◆ **RECORDS FOR THE EXERCISE**
┄┄┄┄┄┄┄┄┄┄┄┄┄┄┄┄┄┄┄┄

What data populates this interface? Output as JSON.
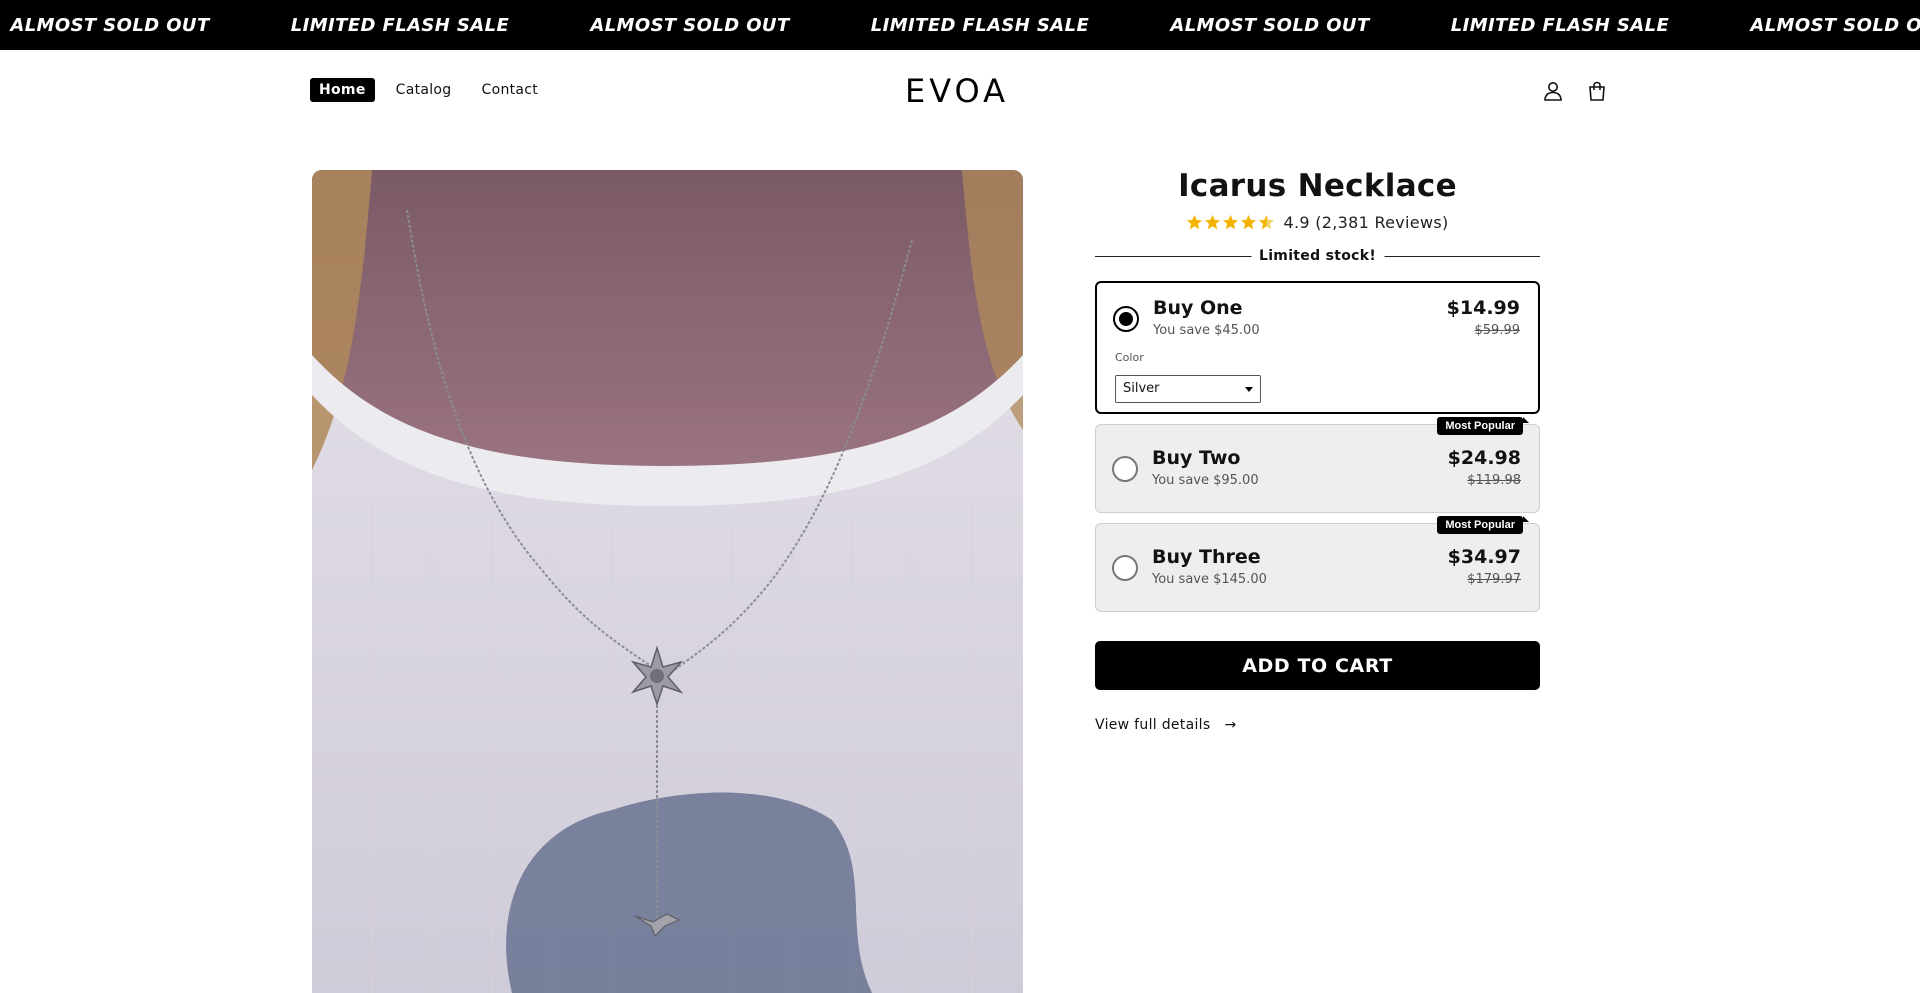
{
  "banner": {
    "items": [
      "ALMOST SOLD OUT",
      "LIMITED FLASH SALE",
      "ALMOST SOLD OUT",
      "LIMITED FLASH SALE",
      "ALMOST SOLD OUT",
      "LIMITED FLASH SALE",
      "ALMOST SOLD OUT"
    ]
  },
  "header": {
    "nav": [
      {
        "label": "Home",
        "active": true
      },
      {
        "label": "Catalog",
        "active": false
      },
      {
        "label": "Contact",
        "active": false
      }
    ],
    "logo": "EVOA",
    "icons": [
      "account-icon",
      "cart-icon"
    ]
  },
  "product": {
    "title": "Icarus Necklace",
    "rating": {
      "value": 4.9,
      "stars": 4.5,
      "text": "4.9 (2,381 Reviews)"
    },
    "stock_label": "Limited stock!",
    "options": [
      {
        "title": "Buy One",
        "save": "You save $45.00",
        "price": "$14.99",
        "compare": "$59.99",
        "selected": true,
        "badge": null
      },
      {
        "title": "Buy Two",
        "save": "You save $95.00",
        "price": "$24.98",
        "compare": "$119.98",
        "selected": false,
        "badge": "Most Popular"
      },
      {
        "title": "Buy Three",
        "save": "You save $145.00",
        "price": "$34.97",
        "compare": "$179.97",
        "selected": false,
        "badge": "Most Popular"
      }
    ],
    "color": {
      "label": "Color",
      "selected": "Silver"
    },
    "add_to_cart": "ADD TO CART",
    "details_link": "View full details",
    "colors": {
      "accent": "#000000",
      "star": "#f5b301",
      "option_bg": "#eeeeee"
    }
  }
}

┄┄┄┄┄┄┄┄┄┄┄┄┄┄┄┄┄┄┄┄

◆ **GOAL**
Can you restate all the records above word for word while dropping the pictures?

◆ **SOLUTION**
What data populates this interface? Output as JSON.
{
  "banner": {
    "items": [
      "ALMOST SOLD OUT",
      "LIMITED FLASH SALE",
      "ALMOST SOLD OUT",
      "LIMITED FLASH SALE",
      "ALMOST SOLD OUT",
      "LIMITED FLASH SALE",
      "ALMOST SOLD OUT"
    ]
  },
  "header": {
    "nav": [
      {
        "label": "Home",
        "active": true
      },
      {
        "label": "Catalog",
        "active": false
      },
      {
        "label": "Contact",
        "active": false
      }
    ],
    "logo": "EVOA",
    "icons": [
      "account-icon",
      "cart-icon"
    ]
  },
  "product": {
    "title": "Icarus Necklace",
    "rating": {
      "value": 4.9,
      "stars": 4.5,
      "text": "4.9 (2,381 Reviews)"
    },
    "stock_label": "Limited stock!",
    "options": [
      {
        "title": "Buy One",
        "save": "You save $45.00",
        "price": "$14.99",
        "compare": "$59.99",
        "selected": true,
        "badge": null
      },
      {
        "title": "Buy Two",
        "save": "You save $95.00",
        "price": "$24.98",
        "compare": "$119.98",
        "selected": false,
        "badge": "Most Popular"
      },
      {
        "title": "Buy Three",
        "save": "You save $145.00",
        "price": "$34.97",
        "compare": "$179.97",
        "selected": false,
        "badge": "Most Popular"
      }
    ],
    "color": {
      "label": "Color",
      "selected": "Silver"
    },
    "add_to_cart": "ADD TO CART",
    "details_link": "View full details",
    "colors": {
      "accent": "#000000",
      "star": "#f5b301",
      "option_bg": "#eeeeee"
    }
  }
}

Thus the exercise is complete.